* START *

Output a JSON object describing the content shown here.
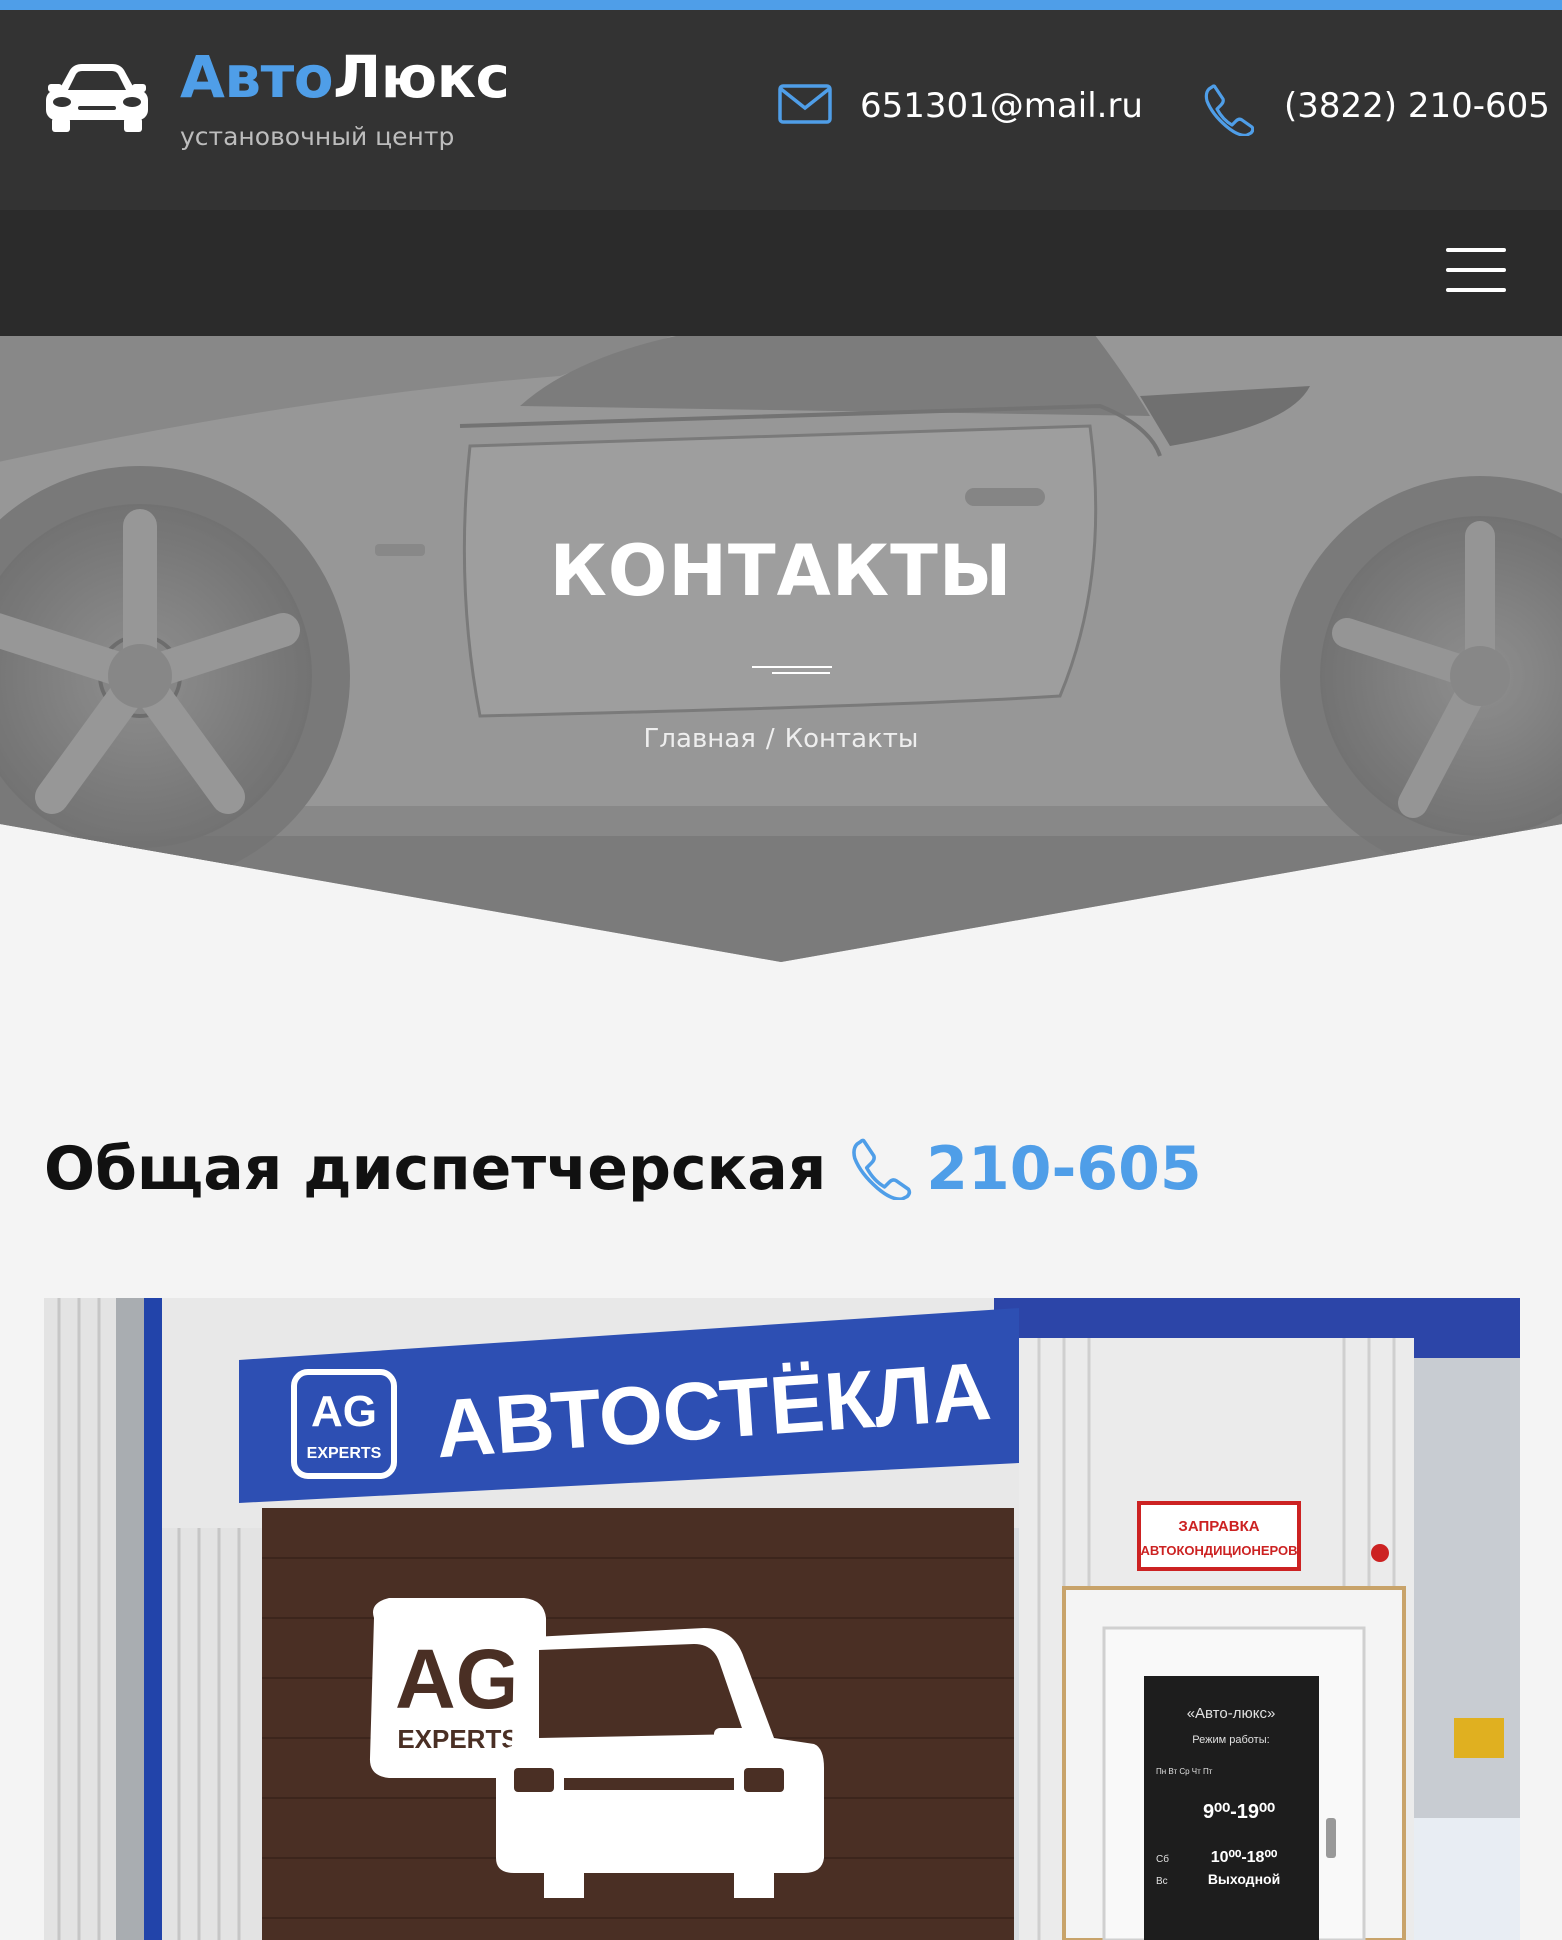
{
  "header": {
    "brand_part1": "Авто",
    "brand_part2": "Люкс",
    "tagline": "установочный центр",
    "email": "651301@mail.ru",
    "phone": "(3822) 210-605"
  },
  "hero": {
    "title": "КОНТАКТЫ",
    "breadcrumb": {
      "home": "Главная",
      "separator": "/",
      "current": "Контакты"
    }
  },
  "dispatch": {
    "label": "Общая диспетчерская",
    "number": "210-605"
  },
  "photo": {
    "sign_logo_top": "AG",
    "sign_logo_bottom": "EXPERTS",
    "sign_text": "АВТОСТЁКЛА",
    "red_sign_line1": "ЗАПРАВКА",
    "red_sign_line2": "АВТОКОНДИЦИОНЕРОВ",
    "door_title": "«Авто-люкс»",
    "door_hours_label": "Режим работы:",
    "door_days_weekday": "Пн Вт Ср Чт Пт",
    "door_weekday_hours": "9⁰⁰-19⁰⁰",
    "door_sat_label": "Сб",
    "door_sat_hours": "10⁰⁰-18⁰⁰",
    "door_sun_label": "Вс",
    "door_sun_hours": "Выходной"
  },
  "colors": {
    "accent": "#4f9ee8",
    "header_bg": "#333333",
    "nav_bg": "#2b2b2b",
    "page_bg": "#f4f4f4"
  },
  "icons": {
    "logo": "car-front-icon",
    "email": "envelope-icon",
    "phone": "phone-handset-icon",
    "menu": "hamburger-menu-icon"
  }
}
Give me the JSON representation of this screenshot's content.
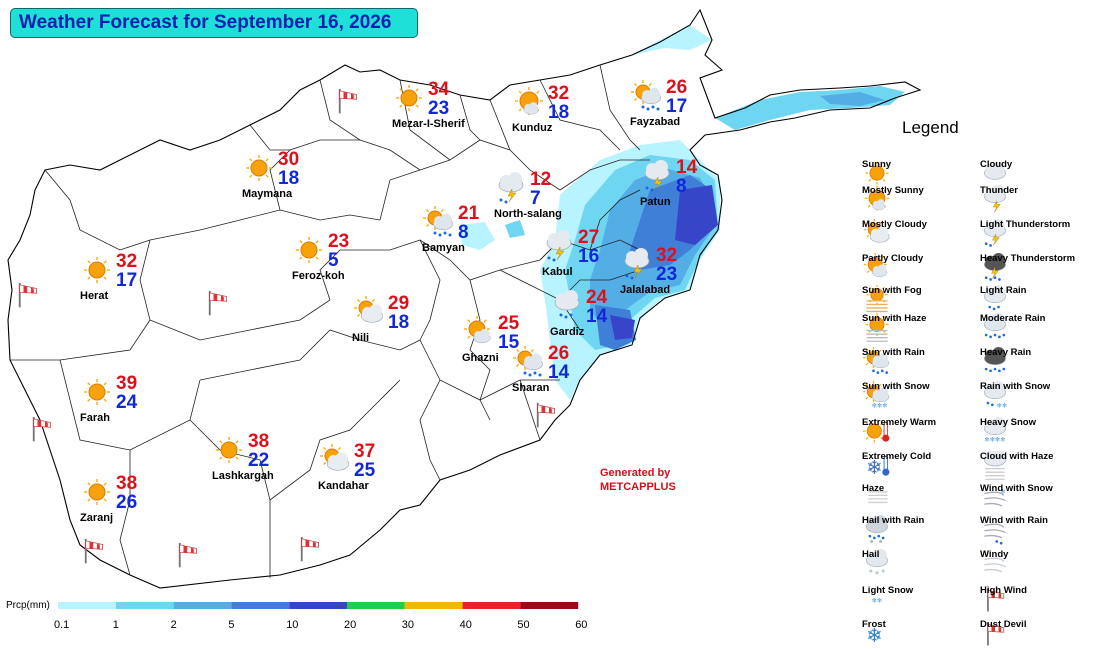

* END *

(The exercise)
Count the lines that hold the string "content" and state that number alone.

(Exercise result)
2